[SHORT EXERCISE]: The entries below are to be written out again without alteration.

[THE INPUT]:
┌──

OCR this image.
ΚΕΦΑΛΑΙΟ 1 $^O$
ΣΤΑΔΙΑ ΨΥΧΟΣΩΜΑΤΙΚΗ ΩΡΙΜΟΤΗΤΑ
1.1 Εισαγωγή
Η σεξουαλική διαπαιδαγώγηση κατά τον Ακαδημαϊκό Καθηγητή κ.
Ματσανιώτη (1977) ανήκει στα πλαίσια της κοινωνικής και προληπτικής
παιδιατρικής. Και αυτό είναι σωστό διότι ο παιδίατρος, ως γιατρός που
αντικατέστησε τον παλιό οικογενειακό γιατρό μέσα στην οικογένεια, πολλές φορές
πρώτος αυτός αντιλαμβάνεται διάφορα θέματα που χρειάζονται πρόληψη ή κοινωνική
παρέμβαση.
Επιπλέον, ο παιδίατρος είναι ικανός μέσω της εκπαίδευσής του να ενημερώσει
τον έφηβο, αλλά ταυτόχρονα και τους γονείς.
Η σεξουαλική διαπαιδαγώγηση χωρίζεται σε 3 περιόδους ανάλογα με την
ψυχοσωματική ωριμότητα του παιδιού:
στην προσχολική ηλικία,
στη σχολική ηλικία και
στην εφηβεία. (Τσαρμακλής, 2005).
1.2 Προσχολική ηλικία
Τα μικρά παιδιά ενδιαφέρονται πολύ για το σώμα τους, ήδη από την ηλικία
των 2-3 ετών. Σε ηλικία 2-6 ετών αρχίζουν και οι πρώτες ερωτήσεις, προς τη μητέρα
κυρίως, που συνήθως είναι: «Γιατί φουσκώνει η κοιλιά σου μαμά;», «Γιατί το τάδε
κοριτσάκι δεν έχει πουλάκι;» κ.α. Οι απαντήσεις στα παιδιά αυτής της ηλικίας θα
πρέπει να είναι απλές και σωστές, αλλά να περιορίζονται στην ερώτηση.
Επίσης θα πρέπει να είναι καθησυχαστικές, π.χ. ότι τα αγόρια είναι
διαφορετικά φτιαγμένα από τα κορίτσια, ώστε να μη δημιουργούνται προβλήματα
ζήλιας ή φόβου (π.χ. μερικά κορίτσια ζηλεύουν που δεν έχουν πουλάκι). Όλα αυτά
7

└──

[THE OUTPUT]:
OCR this image.
ΚΕΦΑΛΑΙΟ 1 $^O$
ΣΤΑΔΙΑ ΨΥΧΟΣΩΜΑΤΙΚΗ ΩΡΙΜΟΤΗΤΑ
1.1 Εισαγωγή
Η σεξουαλική διαπαιδαγώγηση κατά τον Ακαδημαϊκό Καθηγητή κ.
Ματσανιώτη (1977) ανήκει στα πλαίσια της κοινωνικής και προληπτικής
παιδιατρικής. Και αυτό είναι σωστό διότι ο παιδίατρος, ως γιατρός που
αντικατέστησε τον παλιό οικογενειακό γιατρό μέσα στην οικογένεια, πολλές φορές
πρώτος αυτός αντιλαμβάνεται διάφορα θέματα που χρειάζονται πρόληψη ή κοινωνική
παρέμβαση.
Επιπλέον, ο παιδίατρος είναι ικανός μέσω της εκπαίδευσής του να ενημερώσει
τον έφηβο, αλλά ταυτόχρονα και τους γονείς.
Η σεξουαλική διαπαιδαγώγηση χωρίζεται σε 3 περιόδους ανάλογα με την
ψυχοσωματική ωριμότητα του παιδιού:
στην προσχολική ηλικία,
στη σχολική ηλικία και
στην εφηβεία. (Τσαρμακλής, 2005).
1.2 Προσχολική ηλικία
Τα μικρά παιδιά ενδιαφέρονται πολύ για το σώμα τους, ήδη από την ηλικία
των 2-3 ετών. Σε ηλικία 2-6 ετών αρχίζουν και οι πρώτες ερωτήσεις, προς τη μητέρα
κυρίως, που συνήθως είναι: «Γιατί φουσκώνει η κοιλιά σου μαμά;», «Γιατί το τάδε
κοριτσάκι δεν έχει πουλάκι;» κ.α. Οι απαντήσεις στα παιδιά αυτής της ηλικίας θα
πρέπει να είναι απλές και σωστές, αλλά να περιορίζονται στην ερώτηση.
Επίσης θα πρέπει να είναι καθησυχαστικές, π.χ. ότι τα αγόρια είναι
διαφορετικά φτιαγμένα από τα κορίτσια, ώστε να μη δημιουργούνται προβλήματα
ζήλιας ή φόβου (π.χ. μερικά κορίτσια ζηλεύουν που δεν έχουν πουλάκι). Όλα αυτά
7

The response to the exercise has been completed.